» PROMPT
Rewrite the items from the line containing "Give me the" through the line containing "Give bounding boxes", both included, as a numbered list, leaving out any blank lines.

» MATERIAL SUPPLIED
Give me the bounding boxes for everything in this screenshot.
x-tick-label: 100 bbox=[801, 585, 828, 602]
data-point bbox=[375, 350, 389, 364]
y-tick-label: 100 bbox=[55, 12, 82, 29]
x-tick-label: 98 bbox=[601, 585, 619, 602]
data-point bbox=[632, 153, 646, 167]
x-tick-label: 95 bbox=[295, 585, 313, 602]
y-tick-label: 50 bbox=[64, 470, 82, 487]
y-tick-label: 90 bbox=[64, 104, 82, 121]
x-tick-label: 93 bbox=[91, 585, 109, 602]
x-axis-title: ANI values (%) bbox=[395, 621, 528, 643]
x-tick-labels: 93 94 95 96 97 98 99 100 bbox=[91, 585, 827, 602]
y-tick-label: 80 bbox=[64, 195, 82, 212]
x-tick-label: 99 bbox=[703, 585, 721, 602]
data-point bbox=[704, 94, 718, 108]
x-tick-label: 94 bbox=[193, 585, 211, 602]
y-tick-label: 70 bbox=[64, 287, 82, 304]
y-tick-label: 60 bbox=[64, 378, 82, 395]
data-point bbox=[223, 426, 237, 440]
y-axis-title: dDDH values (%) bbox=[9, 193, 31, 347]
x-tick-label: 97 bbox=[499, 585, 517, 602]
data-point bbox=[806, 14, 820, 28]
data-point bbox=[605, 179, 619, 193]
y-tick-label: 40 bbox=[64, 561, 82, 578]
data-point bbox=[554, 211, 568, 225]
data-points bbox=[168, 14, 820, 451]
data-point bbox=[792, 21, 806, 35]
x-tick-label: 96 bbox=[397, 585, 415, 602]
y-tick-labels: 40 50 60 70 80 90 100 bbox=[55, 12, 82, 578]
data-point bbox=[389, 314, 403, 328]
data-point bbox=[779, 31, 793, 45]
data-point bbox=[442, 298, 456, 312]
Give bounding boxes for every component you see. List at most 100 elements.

...

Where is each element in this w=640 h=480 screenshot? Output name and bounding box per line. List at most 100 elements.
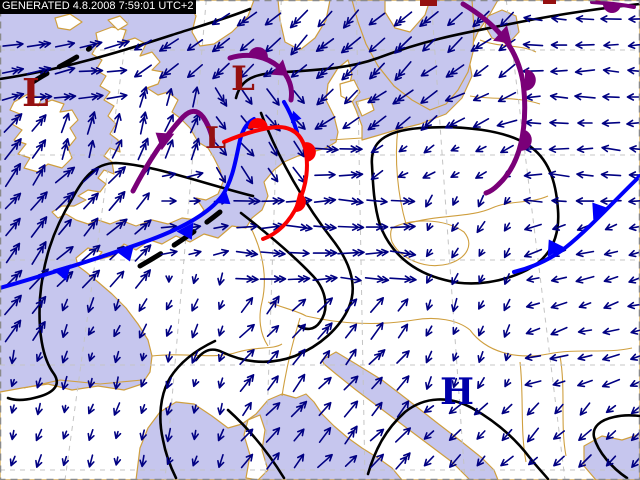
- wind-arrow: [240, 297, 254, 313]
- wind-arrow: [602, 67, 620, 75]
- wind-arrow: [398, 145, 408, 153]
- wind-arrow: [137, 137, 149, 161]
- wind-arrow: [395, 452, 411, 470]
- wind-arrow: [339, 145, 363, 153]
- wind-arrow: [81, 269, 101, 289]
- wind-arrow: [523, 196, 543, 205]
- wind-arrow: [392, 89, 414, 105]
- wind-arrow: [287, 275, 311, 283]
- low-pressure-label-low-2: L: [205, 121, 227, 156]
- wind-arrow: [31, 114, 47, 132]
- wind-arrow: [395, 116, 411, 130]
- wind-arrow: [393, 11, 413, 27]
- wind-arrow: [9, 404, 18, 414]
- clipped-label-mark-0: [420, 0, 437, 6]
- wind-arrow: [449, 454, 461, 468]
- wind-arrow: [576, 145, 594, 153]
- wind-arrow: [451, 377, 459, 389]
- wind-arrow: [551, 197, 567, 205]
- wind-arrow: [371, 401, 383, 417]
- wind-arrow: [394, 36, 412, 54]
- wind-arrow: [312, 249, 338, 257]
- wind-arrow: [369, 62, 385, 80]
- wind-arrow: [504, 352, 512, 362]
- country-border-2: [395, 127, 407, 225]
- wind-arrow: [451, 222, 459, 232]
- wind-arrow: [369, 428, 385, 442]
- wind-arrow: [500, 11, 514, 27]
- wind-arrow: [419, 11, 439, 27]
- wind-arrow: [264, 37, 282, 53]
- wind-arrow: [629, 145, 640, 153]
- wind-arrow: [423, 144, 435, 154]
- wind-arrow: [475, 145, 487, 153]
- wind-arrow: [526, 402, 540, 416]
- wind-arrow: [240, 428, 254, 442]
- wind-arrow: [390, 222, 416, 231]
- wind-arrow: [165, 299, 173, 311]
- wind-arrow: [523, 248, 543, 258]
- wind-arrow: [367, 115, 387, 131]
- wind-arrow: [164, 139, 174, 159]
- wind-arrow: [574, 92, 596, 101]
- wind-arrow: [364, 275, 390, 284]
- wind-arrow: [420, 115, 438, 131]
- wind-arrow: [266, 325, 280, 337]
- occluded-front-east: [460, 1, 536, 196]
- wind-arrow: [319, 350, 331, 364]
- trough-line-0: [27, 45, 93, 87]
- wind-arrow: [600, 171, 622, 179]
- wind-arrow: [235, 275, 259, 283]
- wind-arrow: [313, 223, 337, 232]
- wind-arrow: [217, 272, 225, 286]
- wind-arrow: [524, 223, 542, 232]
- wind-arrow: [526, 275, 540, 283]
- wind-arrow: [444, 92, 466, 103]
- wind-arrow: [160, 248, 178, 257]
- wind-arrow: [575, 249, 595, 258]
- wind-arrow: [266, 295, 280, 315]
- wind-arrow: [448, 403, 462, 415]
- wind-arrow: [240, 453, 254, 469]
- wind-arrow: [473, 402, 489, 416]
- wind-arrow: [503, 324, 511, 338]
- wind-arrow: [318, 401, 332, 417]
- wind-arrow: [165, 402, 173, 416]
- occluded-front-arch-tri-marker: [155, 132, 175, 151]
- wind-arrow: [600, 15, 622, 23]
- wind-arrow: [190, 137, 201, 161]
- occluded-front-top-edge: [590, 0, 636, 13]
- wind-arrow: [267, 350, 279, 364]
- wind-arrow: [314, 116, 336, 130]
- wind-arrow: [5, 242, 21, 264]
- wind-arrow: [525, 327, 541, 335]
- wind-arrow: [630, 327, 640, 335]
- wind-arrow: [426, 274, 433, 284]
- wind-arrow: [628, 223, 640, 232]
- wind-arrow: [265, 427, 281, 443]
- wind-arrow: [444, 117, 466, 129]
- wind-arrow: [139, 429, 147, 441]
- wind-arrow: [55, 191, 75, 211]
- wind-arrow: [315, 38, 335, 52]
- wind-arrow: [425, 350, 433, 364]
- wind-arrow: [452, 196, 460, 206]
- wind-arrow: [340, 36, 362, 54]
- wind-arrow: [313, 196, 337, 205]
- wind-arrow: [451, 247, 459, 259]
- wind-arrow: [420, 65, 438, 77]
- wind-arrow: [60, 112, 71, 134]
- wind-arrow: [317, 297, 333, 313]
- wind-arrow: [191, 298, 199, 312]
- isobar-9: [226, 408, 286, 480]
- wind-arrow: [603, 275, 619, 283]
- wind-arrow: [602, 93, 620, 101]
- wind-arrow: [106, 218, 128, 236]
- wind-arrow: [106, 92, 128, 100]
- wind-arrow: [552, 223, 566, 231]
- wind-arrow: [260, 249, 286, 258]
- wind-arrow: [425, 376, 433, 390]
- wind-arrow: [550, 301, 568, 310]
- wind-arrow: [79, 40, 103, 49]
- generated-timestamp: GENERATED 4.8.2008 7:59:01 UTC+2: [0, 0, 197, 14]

» ANSWER IN FULL
1. Give me the bounding boxes for everything in this screenshot.
2. x-tick-label: 100 bbox=[801, 585, 828, 602]
3. data-point bbox=[375, 350, 389, 364]
4. y-tick-label: 100 bbox=[55, 12, 82, 29]
5. x-tick-label: 98 bbox=[601, 585, 619, 602]
6. data-point bbox=[632, 153, 646, 167]
7. x-tick-label: 95 bbox=[295, 585, 313, 602]
8. y-tick-label: 50 bbox=[64, 470, 82, 487]
9. y-tick-label: 90 bbox=[64, 104, 82, 121]
10. x-tick-label: 93 bbox=[91, 585, 109, 602]
11. x-axis-title: ANI values (%) bbox=[395, 621, 528, 643]
12. x-tick-labels: 93 94 95 96 97 98 99 100 bbox=[91, 585, 827, 602]
13. y-tick-label: 80 bbox=[64, 195, 82, 212]
14. x-tick-label: 99 bbox=[703, 585, 721, 602]
15. data-point bbox=[704, 94, 718, 108]
16. x-tick-label: 94 bbox=[193, 585, 211, 602]
17. y-tick-label: 70 bbox=[64, 287, 82, 304]
18. y-tick-label: 60 bbox=[64, 378, 82, 395]
19. data-point bbox=[223, 426, 237, 440]
20. y-axis-title: dDDH values (%) bbox=[9, 193, 31, 347]
21. x-tick-label: 97 bbox=[499, 585, 517, 602]
22. data-point bbox=[806, 14, 820, 28]
23. data-point bbox=[605, 179, 619, 193]
24. y-tick-label: 40 bbox=[64, 561, 82, 578]
25. data-point bbox=[554, 211, 568, 225]
26. data-points bbox=[168, 14, 820, 451]
27. data-point bbox=[792, 21, 806, 35]
28. x-tick-label: 96 bbox=[397, 585, 415, 602]
29. y-tick-labels: 40 50 60 70 80 90 100 bbox=[55, 12, 82, 578]
30. data-point bbox=[389, 314, 403, 328]
31. data-point bbox=[779, 31, 793, 45]
32. data-point bbox=[442, 298, 456, 312]
33. Give bounding boxes for every component you see. List at most 100 elements.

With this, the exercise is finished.